→ **GIVEN TASK**
Below is a block of records; reproduce all of them exactly and leave out any pictures.

→ **DATA FOR THIS TASK**
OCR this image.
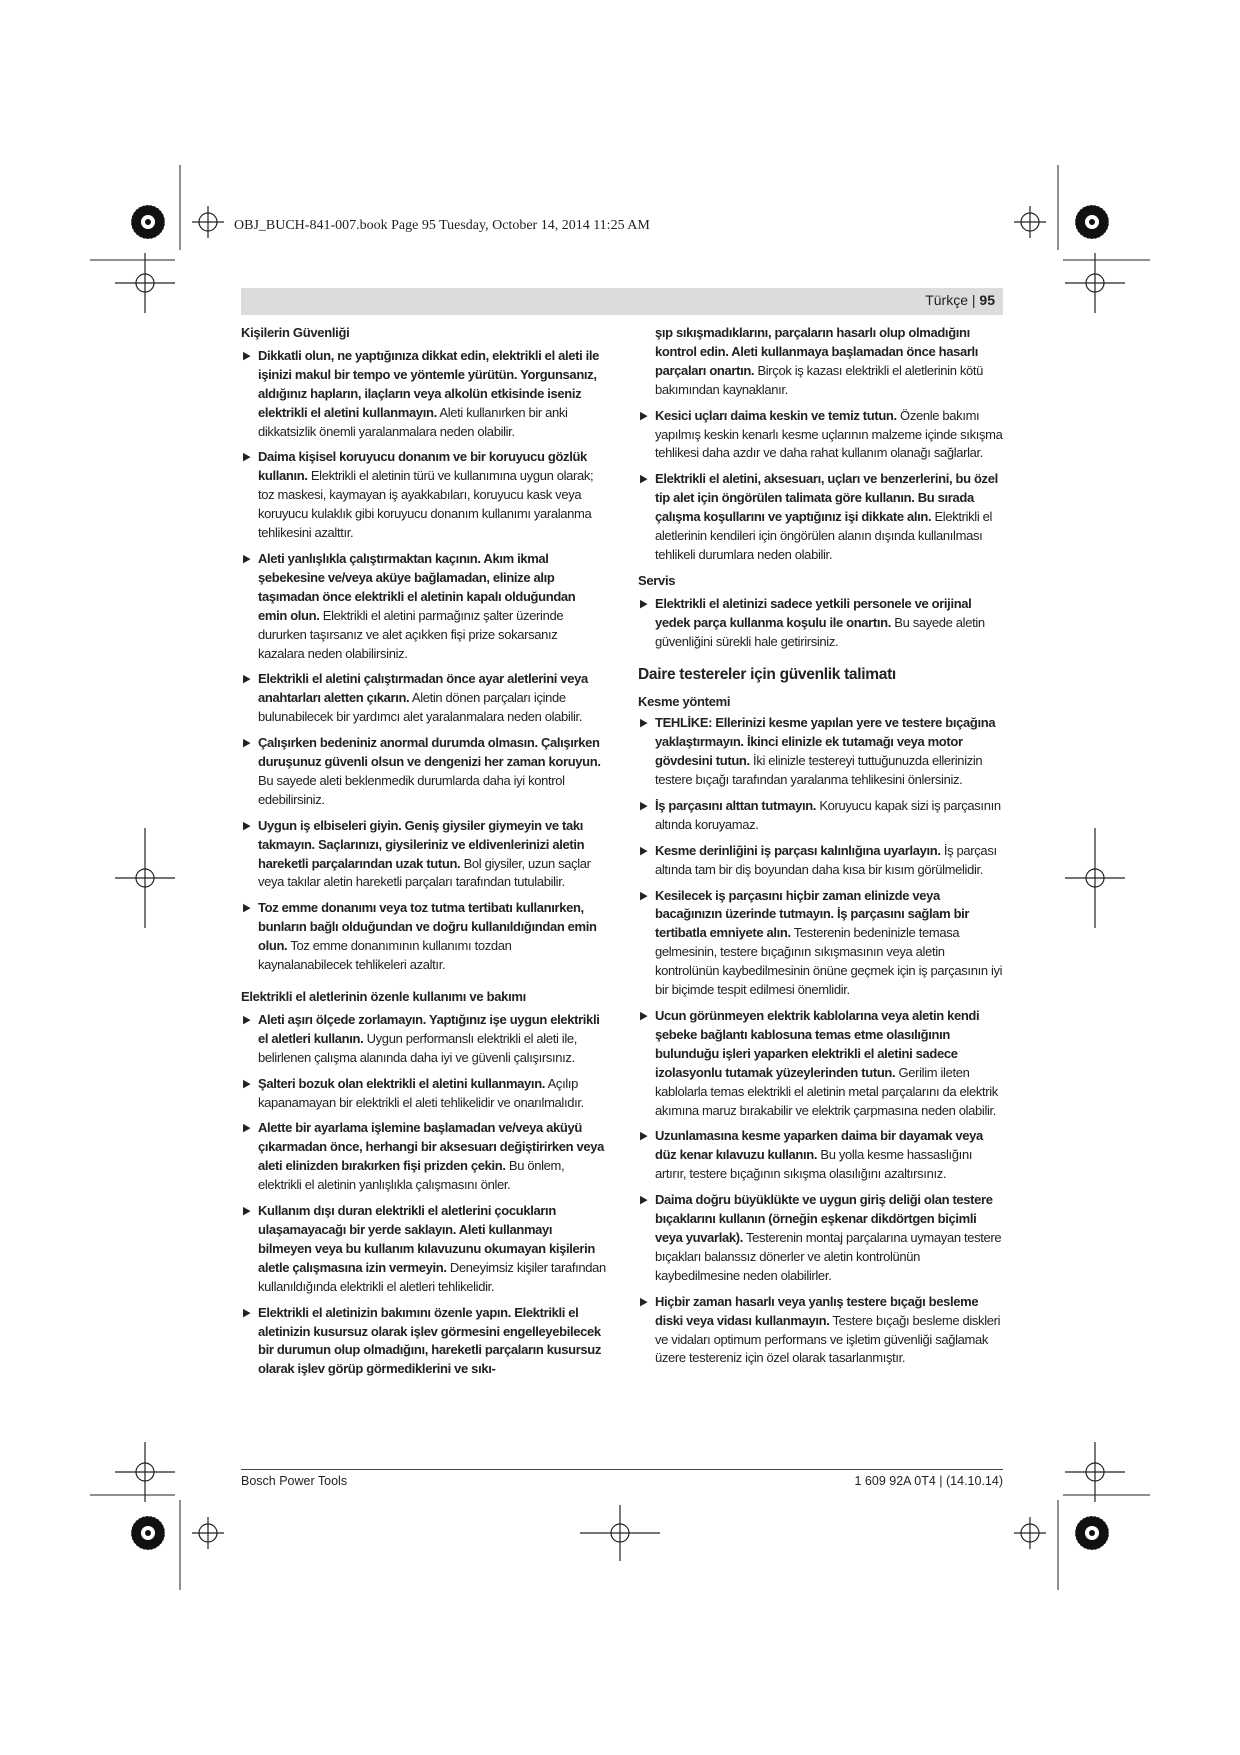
OBJ_BUCH-841-007.book Page 95 Tuesday, October 14, 2014 11:25 AM
Türkçe | 95
Kişilerin Güvenliği
▶ Dikkatli olun, ne yaptığınıza dikkat edin, elektrikli el aleti ile işinizi makul bir tempo ve yöntemle yürütün. Yorgunsanız, aldığınız hapların, ilaçların veya alkolün etkisinde iseniz elektrikli el aletini kullanmayın. Aleti kullanırken bir anki dikkatsizlik önemli yaralanmalara neden olabilir.
▶ Daima kişisel koruyucu donanım ve bir koruyucu gözlük kullanın. Elektrikli el aletinin türü ve kullanımına uygun olarak; toz maskesi, kaymayan iş ayakkabıları, koruyucu kask veya koruyucu kulaklık gibi koruyucu donanım kullanımı yaralanma tehlikesini azalttır.
▶ Aleti yanlışlıkla çalıştırmaktan kaçının. Akım ikmal şebekesine ve/veya aküye bağlamadan, elinize alıp taşımadan önce elektrikli el aletinin kapalı olduğundan emin olun. Elektrikli el aletini parmağınız şalter üzerinde dururken taşırsanız ve alet açıkken fişi prize sokarsanız kazalara neden olabilirsiniz.
▶ Elektrikli el aletini çalıştırmadan önce ayar aletlerini veya anahtarları aletten çıkarın. Aletin dönen parçaları içinde bulunabilecek bir yardımcı alet yaralanmalara neden olabilir.
▶ Çalışırken bedeniniz anormal durumda olmasın. Çalışırken duruşunuz güvenli olsun ve dengenizi her zaman koruyun. Bu sayede aleti beklenmedik durumlarda daha iyi kontrol edebilirsiniz.
▶ Uygun iş elbiseleri giyin. Geniş giysiler giymeyin ve takı takmayın. Saçlarınızı, giysileriniz ve eldivenlerinizi aletin hareketli parçalarından uzak tutun. Bol giysiler, uzun saçlar veya takılar aletin hareketli parçaları tarafından tutulabilir.
▶ Toz emme donanımı veya toz tutma tertibatı kullanırken, bunların bağlı olduğundan ve doğru kullanıldığından emin olun. Toz emme donanımının kullanımı tozdan kaynalanabilecek tehlikeleri azaltır.
Elektrikli el aletlerinin özenle kullanımı ve bakımı
▶ Aleti aşırı ölçede zorlamayın. Yaptığınız işe uygun elektrikli el aletleri kullanın. Uygun performanslı elektrikli el aleti ile, belirlenen çalışma alanında daha iyi ve güvenli çalışırsınız.
▶ Şalteri bozuk olan elektrikli el aletini kullanmayın. Açılıp kapanamayan bir elektrikli el aleti tehlikelidir ve onarılmalıdır.
▶ Alette bir ayarlama işlemine başlamadan ve/veya aküyü çıkarmadan önce, herhangi bir aksesuarı değiştirirken veya aleti elinizden bırakırken fişi prizden çekin. Bu önlem, elektrikli el aletinin yanlışlıkla çalışmasını önler.
▶ Kullanım dışı duran elektrikli el aletlerini çocukların ulaşamayacağı bir yerde saklayın. Aleti kullanmayı bilmeyen veya bu kullanım kılavuzunu okumayan kişilerin aletle çalışmasına izin vermeyin. Deneyimsiz kişiler tarafından kullanıldığında elektrikli el aletleri tehlikelidir.
▶ Elektrikli el aletinizin bakımını özenle yapın. Elektrikli el aletinizin kusursuz olarak işlev görmesini engelleyebilecek bir durumun olup olmadığını, hareketli parçaların kusursuz olarak işlev görüp görmediklerini ve sıkı-
şıp sıkışmadıklarını, parçaların hasarlı olup olmadığını kontrol edin. Aleti kullanmaya başlamadan önce hasarlı parçaları onartın. Birçok iş kazası elektrikli el aletlerinin kötü bakımından kaynaklanır.
▶ Kesici uçları daima keskin ve temiz tutun. Özenle bakımı yapılmış keskin kenarlı kesme uçlarının malzeme içinde sıkışma tehlikesi daha azdır ve daha rahat kullanım olanağı sağlarlar.
▶ Elektrikli el aletini, aksesuarı, uçları ve benzerlerini, bu özel tip alet için öngörülen talimata göre kullanın. Bu sırada çalışma koşullarını ve yaptığınız işi dikkate alın. Elektrikli el aletlerinin kendileri için öngörülen alanın dışında kullanılması tehlikeli durumlara neden olabilir.
Servis
▶ Elektrikli el aletinizi sadece yetkili personele ve orijinal yedek parça kullanma koşulu ile onartın. Bu sayede aletin güvenliğini sürekli hale getirirsiniz.
Daire testereler için güvenlik talimatı
Kesme yöntemi
▶ TEHLİKE: Ellerinizi kesme yapılan yere ve testere bıçağına yaklaştırmayın. İkinci elinizle ek tutamağı veya motor gövdesini tutun. İki elinizle testereyi tuttuğunuzda ellerinizin testere bıçağı tarafından yaralanma tehlikesini önlersiniz.
▶ İş parçasını alttan tutmayın. Koruyucu kapak sizi iş parçasının altında koruyamaz.
▶ Kesme derinliğini iş parçası kalınlığına uyarlayın. İş parçası altında tam bir diş boyundan daha kısa bir kısım görülmelidir.
▶ Kesilecek iş parçasını hiçbir zaman elinizde veya bacağınızın üzerinde tutmayın. İş parçasını sağlam bir tertibatla emniyete alın. Testerenin bedeninizle temasa gelmesinin, testere bıçağının sıkışmasının veya aletin kontrolünün kaybedilmesinin önüne geçmek için iş parçasının iyi bir biçimde tespit edilmesi önemlidir.
▶ Ucun görünmeyen elektrik kablolarına veya aletin kendi şebeke bağlantı kablosuna temas etme olasılığının bulunduğu işleri yaparken elektrikli el aletini sadece izolasyonlu tutamak yüzeylerinden tutun. Gerilim ileten kablolarla temas elektrikli el aletinin metal parçalarını da elektrik akımına maruz bırakabilir ve elektrik çarpmasına neden olabilir.
▶ Uzunlamasına kesme yaparken daima bir dayamak veya düz kenar kılavuzu kullanın. Bu yolla kesme hassaslığını artırır, testere bıçağının sıkışma olasılığını azaltırsınız.
▶ Daima doğru büyüklükte ve uygun giriş deliği olan testere bıçaklarını kullanın (örneğin eşkenar dikdörtgen biçimli veya yuvarlak). Testerenin montaj parçalarına uymayan testere bıçakları balanssız dönerler ve aletin kontrolünün kaybedilmesine neden olabilirler.
▶ Hiçbir zaman hasarlı veya yanlış testere bıçağı besleme diski veya vidası kullanmayın. Testere bıçağı besleme diskleri ve vidaları optimum performans ve işletim güvenliği sağlamak üzere testereniz için özel olarak tasarlanmıştır.
Bosch Power Tools	1 609 92A 0T4 | (14.10.14)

→ **RESPONSE FOR THIS EXERCISE**
OCR this image.
OBJ_BUCH-841-007.book Page 95 Tuesday, October 14, 2014 11:25 AM
Türkçe | 95
Kişilerin Güvenliği
▶ Dikkatli olun, ne yaptığınıza dikkat edin, elektrikli el aleti ile işinizi makul bir tempo ve yöntemle yürütün. Yorgunsanız, aldığınız hapların, ilaçların veya alkolün etkisinde iseniz elektrikli el aletini kullanmayın. Aleti kullanırken bir anki dikkatsizlik önemli yaralanmalara neden olabilir.
▶ Daima kişisel koruyucu donanım ve bir koruyucu gözlük kullanın. Elektrikli el aletinin türü ve kullanımına uygun olarak; toz maskesi, kaymayan iş ayakkabıları, koruyucu kask veya koruyucu kulaklık gibi koruyucu donanım kullanımı yaralanma tehlikesini azalttır.
▶ Aleti yanlışlıkla çalıştırmaktan kaçının. Akım ikmal şebekesine ve/veya aküye bağlamadan, elinize alıp taşımadan önce elektrikli el aletinin kapalı olduğundan emin olun. Elektrikli el aletini parmağınız şalter üzerinde dururken taşırsanız ve alet açıkken fişi prize sokarsanız kazalara neden olabilirsiniz.
▶ Elektrikli el aletini çalıştırmadan önce ayar aletlerini veya anahtarları aletten çıkarın. Aletin dönen parçaları içinde bulunabilecek bir yardımcı alet yaralanmalara neden olabilir.
▶ Çalışırken bedeniniz anormal durumda olmasın. Çalışırken duruşunuz güvenli olsun ve dengenizi her zaman koruyun. Bu sayede aleti beklenmedik durumlarda daha iyi kontrol edebilirsiniz.
▶ Uygun iş elbiseleri giyin. Geniş giysiler giymeyin ve takı takmayın. Saçlarınızı, giysileriniz ve eldivenlerinizi aletin hareketli parçalarından uzak tutun. Bol giysiler, uzun saçlar veya takılar aletin hareketli parçaları tarafından tutulabilir.
▶ Toz emme donanımı veya toz tutma tertibatı kullanırken, bunların bağlı olduğundan ve doğru kullanıldığından emin olun. Toz emme donanımının kullanımı tozdan kaynalanabilecek tehlikeleri azaltır.
Elektrikli el aletlerinin özenle kullanımı ve bakımı
▶ Aleti aşırı ölçede zorlamayın. Yaptığınız işe uygun elektrikli el aletleri kullanın. Uygun performanslı elektrikli el aleti ile, belirlenen çalışma alanında daha iyi ve güvenli çalışırsınız.
▶ Şalteri bozuk olan elektrikli el aletini kullanmayın. Açılıp kapanamayan bir elektrikli el aleti tehlikelidir ve onarılmalıdır.
▶ Alette bir ayarlama işlemine başlamadan ve/veya aküyü çıkarmadan önce, herhangi bir aksesuarı değiştirirken veya aleti elinizden bırakırken fişi prizden çekin. Bu önlem, elektrikli el aletinin yanlışlıkla çalışmasını önler.
▶ Kullanım dışı duran elektrikli el aletlerini çocukların ulaşamayacağı bir yerde saklayın. Aleti kullanmayı bilmeyen veya bu kullanım kılavuzunu okumayan kişilerin aletle çalışmasına izin vermeyin. Deneyimsiz kişiler tarafından kullanıldığında elektrikli el aletleri tehlikelidir.
▶ Elektrikli el aletinizin bakımını özenle yapın. Elektrikli el aletinizin kusursuz olarak işlev görmesini engelleyebilecek bir durumun olup olmadığını, hareketli parçaların kusursuz olarak işlev görüp görmediklerini ve sıkı-
şıp sıkışmadıklarını, parçaların hasarlı olup olmadığını kontrol edin. Aleti kullanmaya başlamadan önce hasarlı parçaları onartın. Birçok iş kazası elektrikli el aletlerinin kötü bakımından kaynaklanır.
▶ Kesici uçları daima keskin ve temiz tutun. Özenle bakımı yapılmış keskin kenarlı kesme uçlarının malzeme içinde sıkışma tehlikesi daha azdır ve daha rahat kullanım olanağı sağlarlar.
▶ Elektrikli el aletini, aksesuarı, uçları ve benzerlerini, bu özel tip alet için öngörülen talimata göre kullanın. Bu sırada çalışma koşullarını ve yaptığınız işi dikkate alın. Elektrikli el aletlerinin kendileri için öngörülen alanın dışında kullanılması tehlikeli durumlara neden olabilir.
Servis
▶ Elektrikli el aletinizi sadece yetkili personele ve orijinal yedek parça kullanma koşulu ile onartın. Bu sayede aletin güvenliğini sürekli hale getirirsiniz.
Daire testereler için güvenlik talimatı
Kesme yöntemi
▶ TEHLİKE: Ellerinizi kesme yapılan yere ve testere bıçağına yaklaştırmayın. İkinci elinizle ek tutamağı veya motor gövdesini tutun. İki elinizle testereyi tuttuğunuzda ellerinizin testere bıçağı tarafından yaralanma tehlikesini önlersiniz.
▶ İş parçasını alttan tutmayın. Koruyucu kapak sizi iş parçasının altında koruyamaz.
▶ Kesme derinliğini iş parçası kalınlığına uyarlayın. İş parçası altında tam bir diş boyundan daha kısa bir kısım görülmelidir.
▶ Kesilecek iş parçasını hiçbir zaman elinizde veya bacağınızın üzerinde tutmayın. İş parçasını sağlam bir tertibatla emniyete alın. Testerenin bedeninizle temasa gelmesinin, testere bıçağının sıkışmasının veya aletin kontrolünün kaybedilmesinin önüne geçmek için iş parçasının iyi bir biçimde tespit edilmesi önemlidir.
▶ Ucun görünmeyen elektrik kablolarına veya aletin kendi şebeke bağlantı kablosuna temas etme olasılığının bulunduğu işleri yaparken elektrikli el aletini sadece izolasyonlu tutamak yüzeylerinden tutun. Gerilim ileten kablolarla temas elektrikli el aletinin metal parçalarını da elektrik akımına maruz bırakabilir ve elektrik çarpmasına neden olabilir.
▶ Uzunlamasına kesme yaparken daima bir dayamak veya düz kenar kılavuzu kullanın. Bu yolla kesme hassaslığını artırır, testere bıçağının sıkışma olasılığını azaltırsınız.
▶ Daima doğru büyüklükte ve uygun giriş deliği olan testere bıçaklarını kullanın (örneğin eşkenar dikdörtgen biçimli veya yuvarlak). Testerenin montaj parçalarına uymayan testere bıçakları balanssız dönerler ve aletin kontrolünün kaybedilmesine neden olabilirler.
▶ Hiçbir zaman hasarlı veya yanlış testere bıçağı besleme diski veya vidası kullanmayın. Testere bıçağı besleme diskleri ve vidaları optimum performans ve işletim güvenliği sağlamak üzere testereniz için özel olarak tasarlanmıştır.
Bosch Power Tools	1 609 92A 0T4 | (14.10.14)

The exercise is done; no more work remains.